* [Goal]:
Write the records below out again exactly as given, with no images.

[start Records to use]

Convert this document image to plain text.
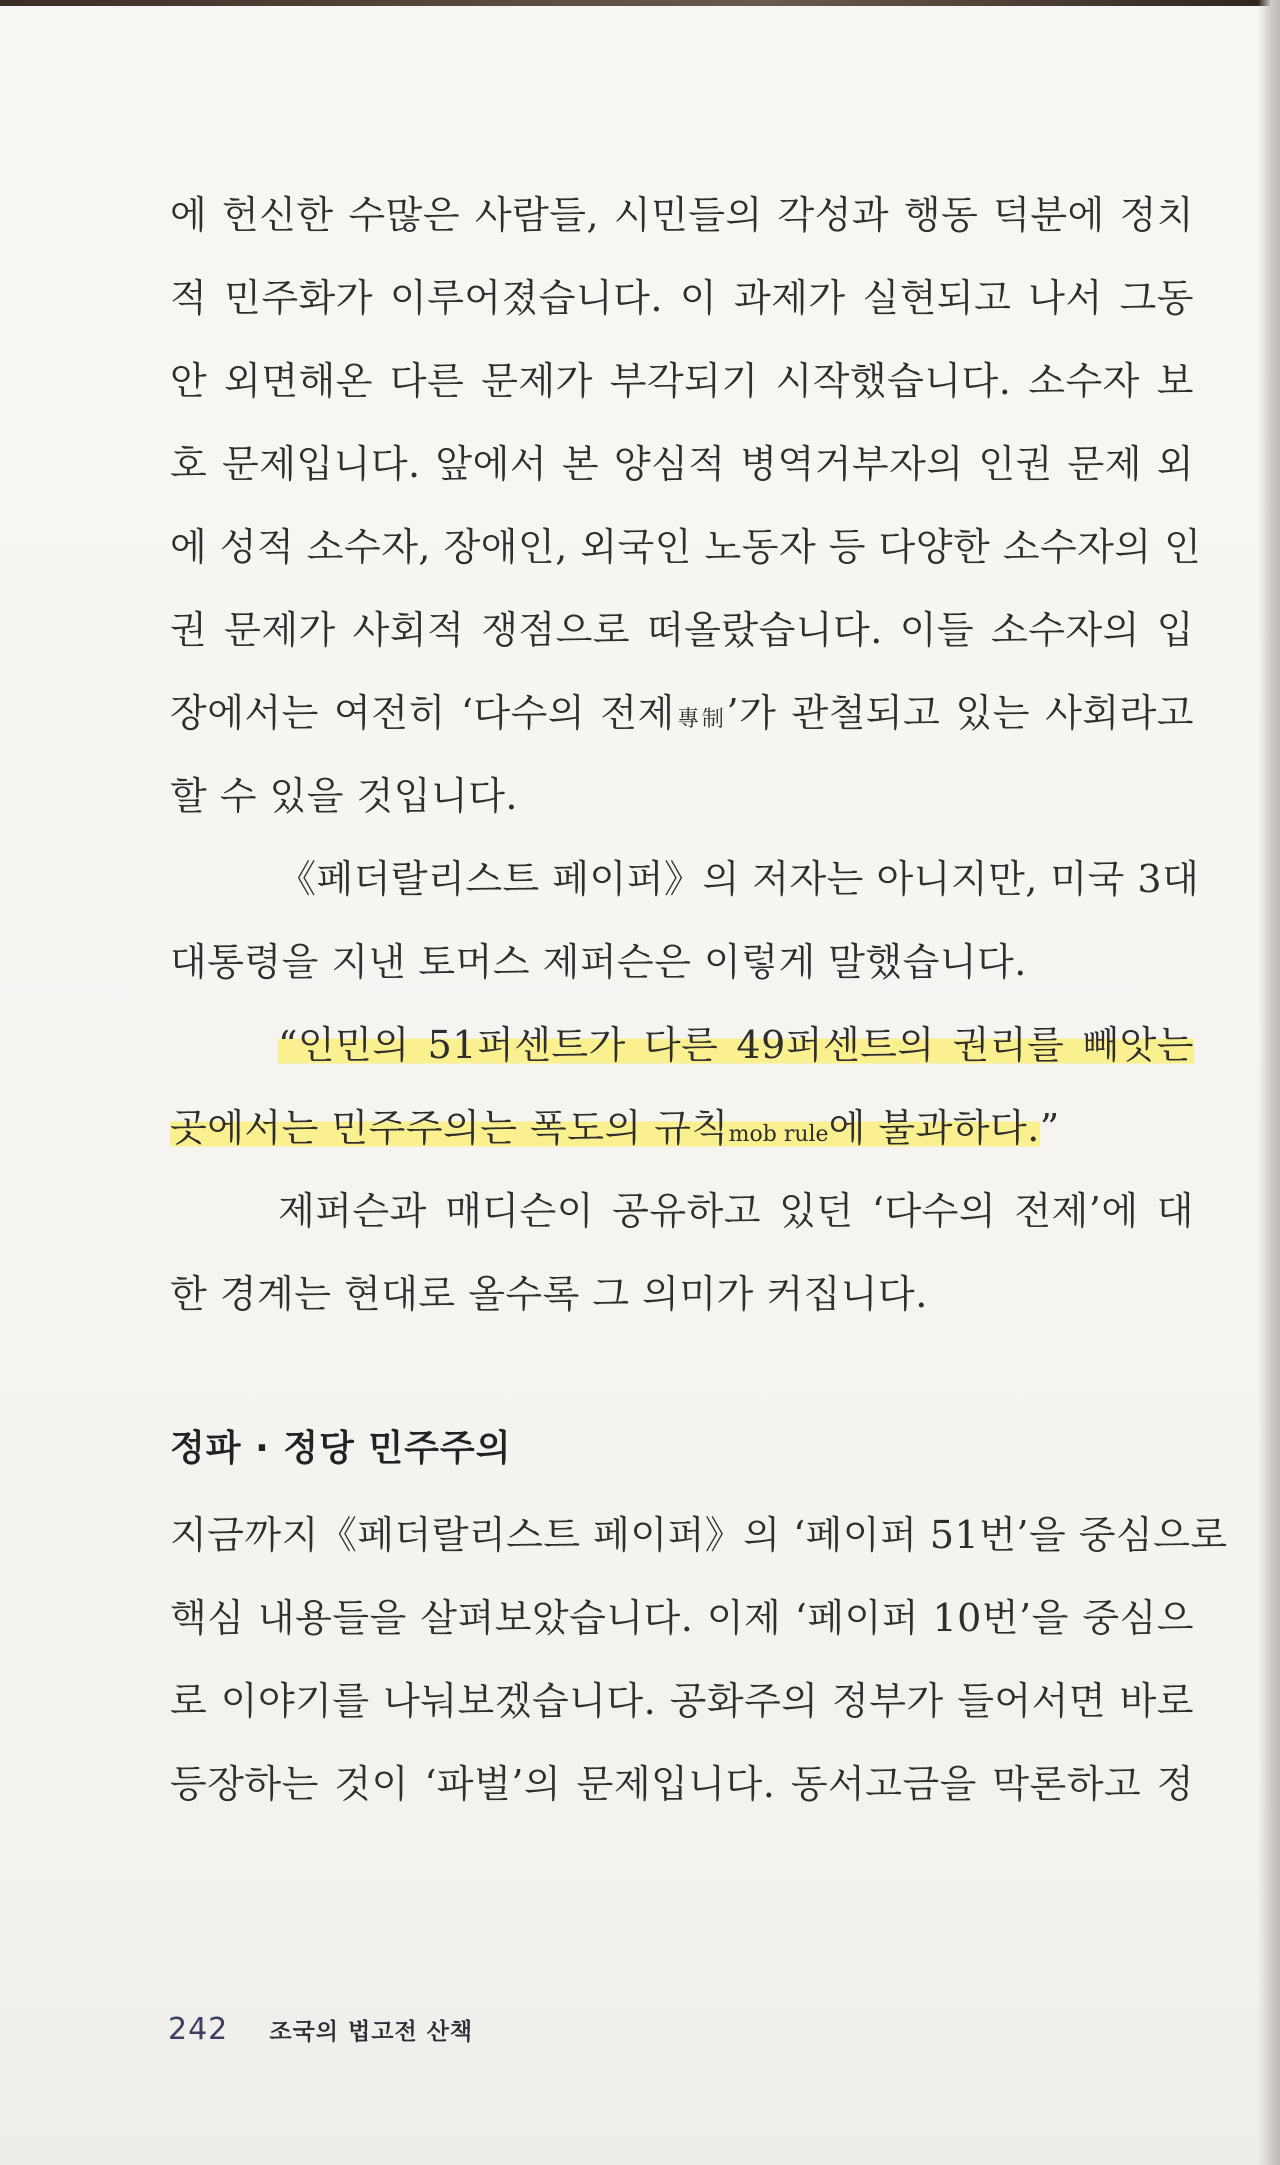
에 헌신한 수많은 사람들, 시민들의 각성과 행동 덕분에 정치
적 민주화가 이루어졌습니다. 이 과제가 실현되고 나서 그동
안 외면해온 다른 문제가 부각되기 시작했습니다. 소수자 보
호 문제입니다. 앞에서 본 양심적 병역거부자의 인권 문제 외
에 성적 소수자, 장애인, 외국인 노동자 등 다양한 소수자의 인
권 문제가 사회적 쟁점으로 떠올랐습니다. 이들 소수자의 입
장에서는 여전히 ‘다수의 전제專制’가 관철되고 있는 사회라고
할 수 있을 것입니다.
《페더랄리스트 페이퍼》의 저자는 아니지만, 미국 3대
대통령을 지낸 토머스 제퍼슨은 이렇게 말했습니다.
“인민의 51퍼센트가 다른 49퍼센트의 권리를 빼앗는
곳에서는 민주주의는 폭도의 규칙mob rule에 불과하다.”
제퍼슨과 매디슨이 공유하고 있던 ‘다수의 전제’에 대
한 경계는 현대로 올수록 그 의미가 커집니다.
정파 · 정당 민주주의
지금까지《페더랄리스트 페이퍼》의 ‘페이퍼 51번’을 중심으로
핵심 내용들을 살펴보았습니다. 이제 ‘페이퍼 10번’을 중심으
로 이야기를 나눠보겠습니다. 공화주의 정부가 들어서면 바로
등장하는 것이 ‘파벌’의 문제입니다. 동서고금을 막론하고 정
242 조국의 법고전 산책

[end Records to use]

* [The solution]:
Convert this document image to plain text.
에 헌신한 수많은 사람들, 시민들의 각성과 행동 덕분에 정치
적 민주화가 이루어졌습니다. 이 과제가 실현되고 나서 그동
안 외면해온 다른 문제가 부각되기 시작했습니다. 소수자 보
호 문제입니다. 앞에서 본 양심적 병역거부자의 인권 문제 외
에 성적 소수자, 장애인, 외국인 노동자 등 다양한 소수자의 인
권 문제가 사회적 쟁점으로 떠올랐습니다. 이들 소수자의 입
장에서는 여전히 ‘다수의 전제專制’가 관철되고 있는 사회라고
할 수 있을 것입니다.
《페더랄리스트 페이퍼》의 저자는 아니지만, 미국 3대
대통령을 지낸 토머스 제퍼슨은 이렇게 말했습니다.
“인민의 51퍼센트가 다른 49퍼센트의 권리를 빼앗는
곳에서는 민주주의는 폭도의 규칙mob rule에 불과하다.”
제퍼슨과 매디슨이 공유하고 있던 ‘다수의 전제’에 대
한 경계는 현대로 올수록 그 의미가 커집니다.
정파 · 정당 민주주의
지금까지《페더랄리스트 페이퍼》의 ‘페이퍼 51번’을 중심으로
핵심 내용들을 살펴보았습니다. 이제 ‘페이퍼 10번’을 중심으
로 이야기를 나눠보겠습니다. 공화주의 정부가 들어서면 바로
등장하는 것이 ‘파벌’의 문제입니다. 동서고금을 막론하고 정
242 조국의 법고전 산책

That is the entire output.